Dataset items:
═══

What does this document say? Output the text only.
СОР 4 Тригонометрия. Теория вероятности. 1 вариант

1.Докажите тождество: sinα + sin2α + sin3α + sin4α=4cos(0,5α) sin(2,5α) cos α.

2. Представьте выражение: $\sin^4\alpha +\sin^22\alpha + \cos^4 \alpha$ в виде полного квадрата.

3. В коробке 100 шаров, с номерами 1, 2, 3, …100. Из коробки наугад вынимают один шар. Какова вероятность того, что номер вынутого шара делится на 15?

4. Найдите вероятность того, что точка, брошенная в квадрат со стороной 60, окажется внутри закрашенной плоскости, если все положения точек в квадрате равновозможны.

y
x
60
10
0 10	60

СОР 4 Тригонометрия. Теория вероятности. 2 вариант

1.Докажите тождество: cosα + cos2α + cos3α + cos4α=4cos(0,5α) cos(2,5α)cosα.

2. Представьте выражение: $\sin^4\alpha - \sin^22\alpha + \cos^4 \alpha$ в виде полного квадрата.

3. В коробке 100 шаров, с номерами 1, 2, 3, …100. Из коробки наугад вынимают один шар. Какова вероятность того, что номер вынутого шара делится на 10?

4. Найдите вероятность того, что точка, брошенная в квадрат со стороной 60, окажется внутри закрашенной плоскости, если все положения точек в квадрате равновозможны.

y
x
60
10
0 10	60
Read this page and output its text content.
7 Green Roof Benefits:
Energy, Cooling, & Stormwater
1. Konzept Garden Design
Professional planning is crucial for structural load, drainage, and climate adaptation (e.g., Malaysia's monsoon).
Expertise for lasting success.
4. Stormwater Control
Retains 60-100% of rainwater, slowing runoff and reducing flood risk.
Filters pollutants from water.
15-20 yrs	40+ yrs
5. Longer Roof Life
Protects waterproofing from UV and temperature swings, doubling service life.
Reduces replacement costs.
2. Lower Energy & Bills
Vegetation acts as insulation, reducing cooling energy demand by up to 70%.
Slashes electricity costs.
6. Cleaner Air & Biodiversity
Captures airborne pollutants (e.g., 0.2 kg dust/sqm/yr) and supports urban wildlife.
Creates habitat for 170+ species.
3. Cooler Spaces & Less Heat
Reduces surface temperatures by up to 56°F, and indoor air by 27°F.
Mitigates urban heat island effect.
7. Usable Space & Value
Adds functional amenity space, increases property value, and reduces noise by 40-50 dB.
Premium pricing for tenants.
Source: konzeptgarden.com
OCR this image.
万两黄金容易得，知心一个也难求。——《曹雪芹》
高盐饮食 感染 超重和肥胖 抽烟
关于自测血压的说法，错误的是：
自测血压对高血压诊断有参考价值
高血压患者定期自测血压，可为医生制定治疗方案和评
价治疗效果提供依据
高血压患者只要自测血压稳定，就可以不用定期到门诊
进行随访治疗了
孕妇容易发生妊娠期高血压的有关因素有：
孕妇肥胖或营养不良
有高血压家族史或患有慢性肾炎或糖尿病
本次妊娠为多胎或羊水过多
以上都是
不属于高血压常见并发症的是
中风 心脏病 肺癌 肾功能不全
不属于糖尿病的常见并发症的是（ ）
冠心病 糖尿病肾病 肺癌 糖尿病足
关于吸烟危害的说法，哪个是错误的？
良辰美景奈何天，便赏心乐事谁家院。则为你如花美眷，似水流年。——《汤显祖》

═══

STATED EXERCISE:
Look through the entries above and report the number of lines that contain "this". Write only the number.

REPLY TO THE TASK:
3